Lines of data:
++++++++
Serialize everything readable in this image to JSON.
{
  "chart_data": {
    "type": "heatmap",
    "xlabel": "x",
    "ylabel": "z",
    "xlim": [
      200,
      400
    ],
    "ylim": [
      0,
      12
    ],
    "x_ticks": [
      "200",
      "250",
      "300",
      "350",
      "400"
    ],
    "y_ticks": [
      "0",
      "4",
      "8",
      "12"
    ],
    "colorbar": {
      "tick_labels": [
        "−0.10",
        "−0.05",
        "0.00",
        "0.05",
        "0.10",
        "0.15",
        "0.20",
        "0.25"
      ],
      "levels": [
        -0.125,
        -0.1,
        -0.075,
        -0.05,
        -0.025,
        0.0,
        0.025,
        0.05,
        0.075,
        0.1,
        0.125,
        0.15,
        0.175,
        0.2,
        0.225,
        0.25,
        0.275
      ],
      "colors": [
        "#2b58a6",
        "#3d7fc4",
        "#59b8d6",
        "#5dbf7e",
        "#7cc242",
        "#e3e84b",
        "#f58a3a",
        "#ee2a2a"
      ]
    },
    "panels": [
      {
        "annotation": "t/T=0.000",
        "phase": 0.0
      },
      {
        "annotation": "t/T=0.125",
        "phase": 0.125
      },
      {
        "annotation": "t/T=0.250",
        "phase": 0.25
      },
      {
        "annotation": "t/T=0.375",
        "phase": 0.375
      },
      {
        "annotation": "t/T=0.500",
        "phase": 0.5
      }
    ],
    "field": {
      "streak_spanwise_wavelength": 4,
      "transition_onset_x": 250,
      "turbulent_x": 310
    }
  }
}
++++++++
Only lines with "phase" are wanted here; list each of them.

__WRITTEN SOLUTION__.
        "phase": 0.0
        "phase": 0.125
        "phase": 0.25
        "phase": 0.375
        "phase": 0.5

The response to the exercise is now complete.